* OBJECTIVE
In the material below, list every line carrying the string "arrow".

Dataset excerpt
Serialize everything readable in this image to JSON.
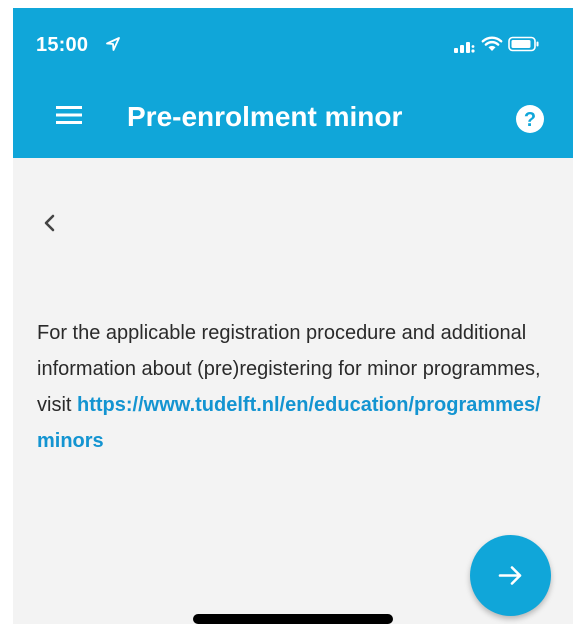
{
  "status_bar": {
    "time": "15:00",
    "icons": [
      "location-arrow-icon",
      "signal-icon",
      "wifi-icon",
      "battery-icon"
    ]
  },
  "header": {
    "title": "Pre-enrolment minor",
    "menu_icon": "hamburger-menu-icon",
    "help_icon": "help-icon"
  },
  "navigation": {
    "back_icon": "chevron-left-icon"
  },
  "content": {
    "paragraph": "For the applicable registration procedure and additional information about (pre)registering for minor programmes,",
    "visit_prefix": "visit ",
    "link": "https://www.tudelft.nl/en/education/programmes/minors"
  },
  "fab": {
    "icon": "arrow-right-icon"
  },
  "colors": {
    "primary": "#10a6d9",
    "link": "#1394d1",
    "background": "#f3f3f3",
    "text": "#2a2a2a"
  }
}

* THE COMPLETED TASK
      "location-arrow-icon",
    "icon": "arrow-right-icon"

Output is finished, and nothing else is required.